Given the overlay of legitimate debate, however, it may be difficult to
determine the precise role of political contributions from Ms. Liu and Mr.
Schwartz. It is probably not provable, and may not even be strictly true,
that the President of the United States deliberately sold missile technology
for political contributions. The most impressive point is that President
Clinton's decision to transfer satellite launch licensing from State to
Commerce was announced smack in the middle of the crisis over Chinese
missile firings around Taiwan. Passing strange! Our own reading of the
President's mind is not that this will give the Chinese their guidance systems.
But rather, this gives Bernie what he wants and I'm paid up.

Then too, this transfer of authority, beyond the usual
State-Pentagon-Commerce turf war, was to a Commerce Department
headed by the late Ron Brown. That is to say, like seats on foreign trade
promotion trips, satellite launch licenses were an ongoing ticket for political
contributions. What lines would be drawn in this ongoing effort is evident in
the careers of John Huang and the Lippo Group, Charlie Trie and Ng Lap
Seng of Macau, Johnny Chung and Lt. Col. Liu.

- **Information given**
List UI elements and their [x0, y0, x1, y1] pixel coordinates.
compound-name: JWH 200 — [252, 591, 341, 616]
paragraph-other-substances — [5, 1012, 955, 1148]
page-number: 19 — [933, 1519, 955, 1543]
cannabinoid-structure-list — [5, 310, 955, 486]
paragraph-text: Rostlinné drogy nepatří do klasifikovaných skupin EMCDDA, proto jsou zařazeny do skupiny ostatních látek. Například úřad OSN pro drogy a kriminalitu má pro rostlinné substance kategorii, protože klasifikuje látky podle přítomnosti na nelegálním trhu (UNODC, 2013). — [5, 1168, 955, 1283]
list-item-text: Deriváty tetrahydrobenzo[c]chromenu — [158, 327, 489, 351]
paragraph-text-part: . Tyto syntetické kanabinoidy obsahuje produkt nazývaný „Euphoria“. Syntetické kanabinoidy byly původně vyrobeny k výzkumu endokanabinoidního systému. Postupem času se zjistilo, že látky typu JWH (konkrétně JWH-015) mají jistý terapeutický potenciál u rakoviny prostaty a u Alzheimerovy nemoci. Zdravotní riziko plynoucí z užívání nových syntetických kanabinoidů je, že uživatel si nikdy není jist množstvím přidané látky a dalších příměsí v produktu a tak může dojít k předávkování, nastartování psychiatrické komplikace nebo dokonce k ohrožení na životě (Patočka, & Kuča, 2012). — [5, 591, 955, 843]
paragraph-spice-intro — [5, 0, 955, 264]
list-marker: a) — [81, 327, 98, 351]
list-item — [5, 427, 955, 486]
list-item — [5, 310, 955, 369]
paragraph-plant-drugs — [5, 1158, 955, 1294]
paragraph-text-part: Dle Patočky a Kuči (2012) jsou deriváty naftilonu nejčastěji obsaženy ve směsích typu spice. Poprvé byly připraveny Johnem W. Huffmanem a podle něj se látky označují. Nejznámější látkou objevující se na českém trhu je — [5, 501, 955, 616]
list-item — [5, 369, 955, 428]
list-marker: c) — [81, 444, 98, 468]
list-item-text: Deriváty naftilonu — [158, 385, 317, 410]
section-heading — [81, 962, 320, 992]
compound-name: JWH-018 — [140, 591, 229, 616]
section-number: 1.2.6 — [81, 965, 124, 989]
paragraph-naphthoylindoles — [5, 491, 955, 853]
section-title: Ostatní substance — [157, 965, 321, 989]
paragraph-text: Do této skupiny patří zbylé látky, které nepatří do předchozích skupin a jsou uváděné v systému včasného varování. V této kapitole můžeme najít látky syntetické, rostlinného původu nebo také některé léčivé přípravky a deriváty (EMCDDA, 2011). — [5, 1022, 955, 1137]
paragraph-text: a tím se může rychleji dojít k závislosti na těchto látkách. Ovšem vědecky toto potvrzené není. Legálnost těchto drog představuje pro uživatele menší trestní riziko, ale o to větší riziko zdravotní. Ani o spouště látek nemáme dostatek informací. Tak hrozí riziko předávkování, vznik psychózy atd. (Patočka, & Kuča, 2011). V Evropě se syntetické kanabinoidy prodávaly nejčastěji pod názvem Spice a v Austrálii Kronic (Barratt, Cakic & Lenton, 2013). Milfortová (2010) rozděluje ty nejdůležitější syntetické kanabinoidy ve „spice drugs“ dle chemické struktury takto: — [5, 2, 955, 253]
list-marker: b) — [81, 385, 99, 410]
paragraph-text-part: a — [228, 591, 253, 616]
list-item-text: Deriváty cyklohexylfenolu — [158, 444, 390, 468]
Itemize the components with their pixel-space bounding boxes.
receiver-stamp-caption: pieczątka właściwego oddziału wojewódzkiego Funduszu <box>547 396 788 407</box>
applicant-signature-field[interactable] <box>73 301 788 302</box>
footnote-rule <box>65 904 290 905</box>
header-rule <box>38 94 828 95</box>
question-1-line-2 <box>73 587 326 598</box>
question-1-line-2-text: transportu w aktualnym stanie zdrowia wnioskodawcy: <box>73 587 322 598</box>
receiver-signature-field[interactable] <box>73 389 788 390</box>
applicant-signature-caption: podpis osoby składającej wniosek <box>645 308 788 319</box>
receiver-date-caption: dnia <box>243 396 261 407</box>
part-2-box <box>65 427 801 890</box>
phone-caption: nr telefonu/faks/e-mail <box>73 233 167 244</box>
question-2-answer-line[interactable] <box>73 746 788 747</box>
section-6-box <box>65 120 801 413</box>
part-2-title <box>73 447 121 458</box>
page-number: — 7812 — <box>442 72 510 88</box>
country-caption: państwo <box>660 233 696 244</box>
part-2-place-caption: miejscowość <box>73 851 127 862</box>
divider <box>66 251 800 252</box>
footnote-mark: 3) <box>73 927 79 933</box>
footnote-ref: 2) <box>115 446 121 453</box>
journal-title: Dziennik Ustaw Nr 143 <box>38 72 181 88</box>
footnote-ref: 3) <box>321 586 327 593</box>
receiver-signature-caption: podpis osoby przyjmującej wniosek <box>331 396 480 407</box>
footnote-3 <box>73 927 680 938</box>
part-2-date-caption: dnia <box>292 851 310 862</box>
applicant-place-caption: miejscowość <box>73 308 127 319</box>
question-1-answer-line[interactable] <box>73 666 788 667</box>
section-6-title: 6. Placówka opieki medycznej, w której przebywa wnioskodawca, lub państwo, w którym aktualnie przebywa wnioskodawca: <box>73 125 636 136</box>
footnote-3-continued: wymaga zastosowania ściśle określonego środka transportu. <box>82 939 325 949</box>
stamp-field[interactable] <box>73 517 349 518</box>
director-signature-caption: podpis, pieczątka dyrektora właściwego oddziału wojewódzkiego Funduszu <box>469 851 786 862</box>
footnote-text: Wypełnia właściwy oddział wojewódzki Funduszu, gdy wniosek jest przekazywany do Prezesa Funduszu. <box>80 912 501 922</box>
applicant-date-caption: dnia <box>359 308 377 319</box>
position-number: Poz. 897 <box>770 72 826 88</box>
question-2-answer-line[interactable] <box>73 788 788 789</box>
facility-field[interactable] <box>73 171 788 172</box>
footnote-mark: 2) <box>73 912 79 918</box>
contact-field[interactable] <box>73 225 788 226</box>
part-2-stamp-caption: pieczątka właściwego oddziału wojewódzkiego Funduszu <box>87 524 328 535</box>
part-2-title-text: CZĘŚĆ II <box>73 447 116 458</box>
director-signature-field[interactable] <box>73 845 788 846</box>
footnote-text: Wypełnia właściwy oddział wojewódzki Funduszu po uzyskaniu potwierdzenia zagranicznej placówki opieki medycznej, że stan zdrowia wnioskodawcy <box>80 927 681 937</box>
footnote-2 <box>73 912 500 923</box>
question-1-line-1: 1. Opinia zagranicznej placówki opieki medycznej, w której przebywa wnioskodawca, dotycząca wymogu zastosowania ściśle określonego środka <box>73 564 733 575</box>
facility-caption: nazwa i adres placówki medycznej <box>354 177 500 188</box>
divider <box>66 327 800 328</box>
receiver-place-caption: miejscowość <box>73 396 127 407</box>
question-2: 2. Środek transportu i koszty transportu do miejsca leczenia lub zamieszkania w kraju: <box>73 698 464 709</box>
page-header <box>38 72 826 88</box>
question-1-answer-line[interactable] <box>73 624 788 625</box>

- **What needs to be done**
Copy the passage on satellite launch licensing from "Schwartz. It is" to "their guidance systems.".

- **Task result**
Schwartz. It is probably not provable, and may not even be strictly true,
that the President of the United States deliberately sold missile technology
for political contributions. The most impressive point is that President
Clinton's decision to transfer satellite launch licensing from State to
Commerce was announced smack in the middle of the crisis over Chinese
missile firings around Taiwan. Passing strange! Our own reading of the
President's mind is not that this will give the Chinese their guidance systems.